* The problem
What is the number of lines in these entries that include "this"? Write that number and no other text.

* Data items
>> START

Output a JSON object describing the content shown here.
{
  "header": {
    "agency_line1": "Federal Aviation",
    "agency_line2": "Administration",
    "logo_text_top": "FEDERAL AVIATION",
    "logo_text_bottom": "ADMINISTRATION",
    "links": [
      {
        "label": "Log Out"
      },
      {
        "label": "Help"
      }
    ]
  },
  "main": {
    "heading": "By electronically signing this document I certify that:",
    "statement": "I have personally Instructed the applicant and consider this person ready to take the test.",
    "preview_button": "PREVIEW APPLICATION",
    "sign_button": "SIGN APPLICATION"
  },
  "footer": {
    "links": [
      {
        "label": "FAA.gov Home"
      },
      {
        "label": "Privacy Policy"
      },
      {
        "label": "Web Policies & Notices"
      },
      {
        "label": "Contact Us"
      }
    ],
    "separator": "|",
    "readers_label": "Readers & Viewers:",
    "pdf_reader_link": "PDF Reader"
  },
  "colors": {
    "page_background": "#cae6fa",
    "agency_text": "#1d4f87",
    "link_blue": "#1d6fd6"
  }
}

>> END

* Answer to the task
2